Given problem | In the model selection passage below, what role does its opening paragraph give to techniques of model selection? Answer in one to three sentences.

# Model Selection


In machine learning applications we seek to fit models that explain our data. From a family of models we try and determine the best model that explains our observations. Techniques of model selection offer principled approaches to determining the 'best' models.

## Example - Linear regression

Consider the regression problem where we observe an input variable $x$ and wish  predict a target variable $y$. The data are generated below

In [None]:
import numpy as np
import matplotlib.pyplot as plt
noise_std=.2 # Noise standard deviation
num_points=20 # Number of data points
X=np.linspace(0,1,num_points) #input variables
Y=np.sin(2*np.pi*X)+noise_std*np.random.randn(len(X)) # target variables

#Plot the points
%matplotlib inline
plt.plot(X,Y,'o',markersize=8)
plt.xlabel(r'$x$',fontsize=20)
plt.ylabel(r'$y$',fontsize=20)

Data extract |

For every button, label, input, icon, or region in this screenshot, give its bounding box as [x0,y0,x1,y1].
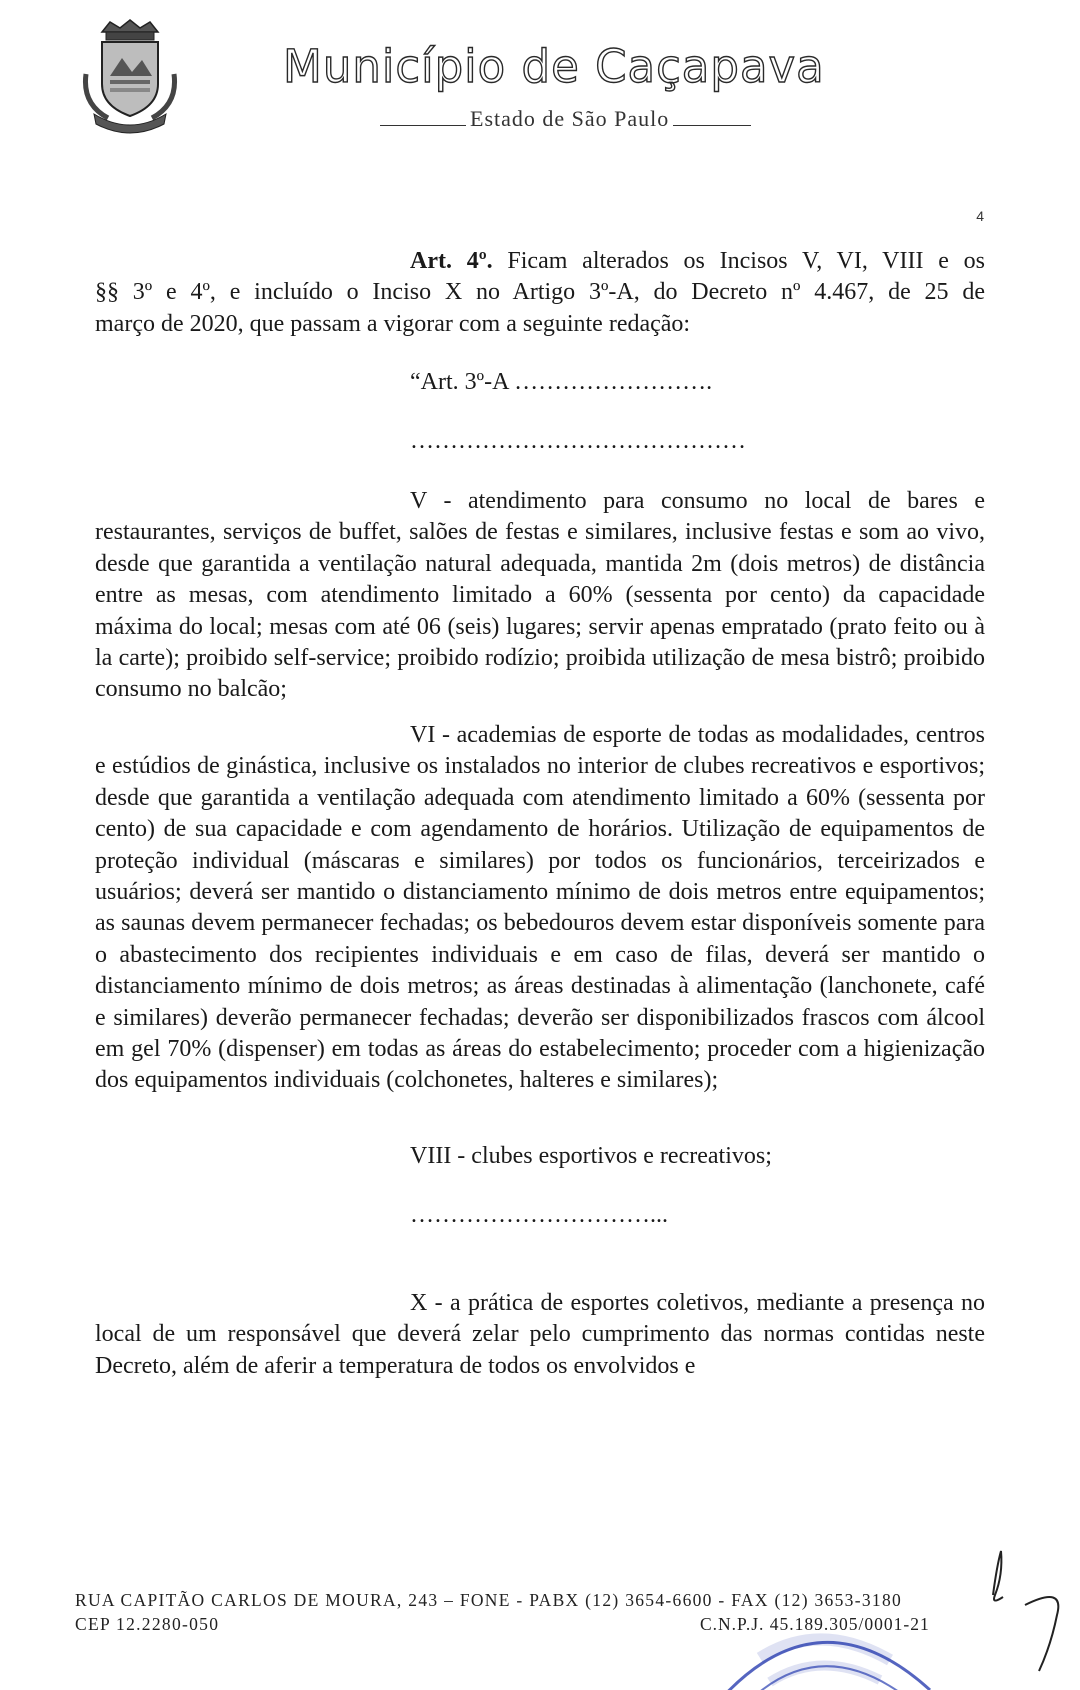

Task result | In machine learning we fit models meant to explain our observations, and we try to choose from a family of models the one that explains them best. Techniques of model selection provide principled ways of determining that "best" model.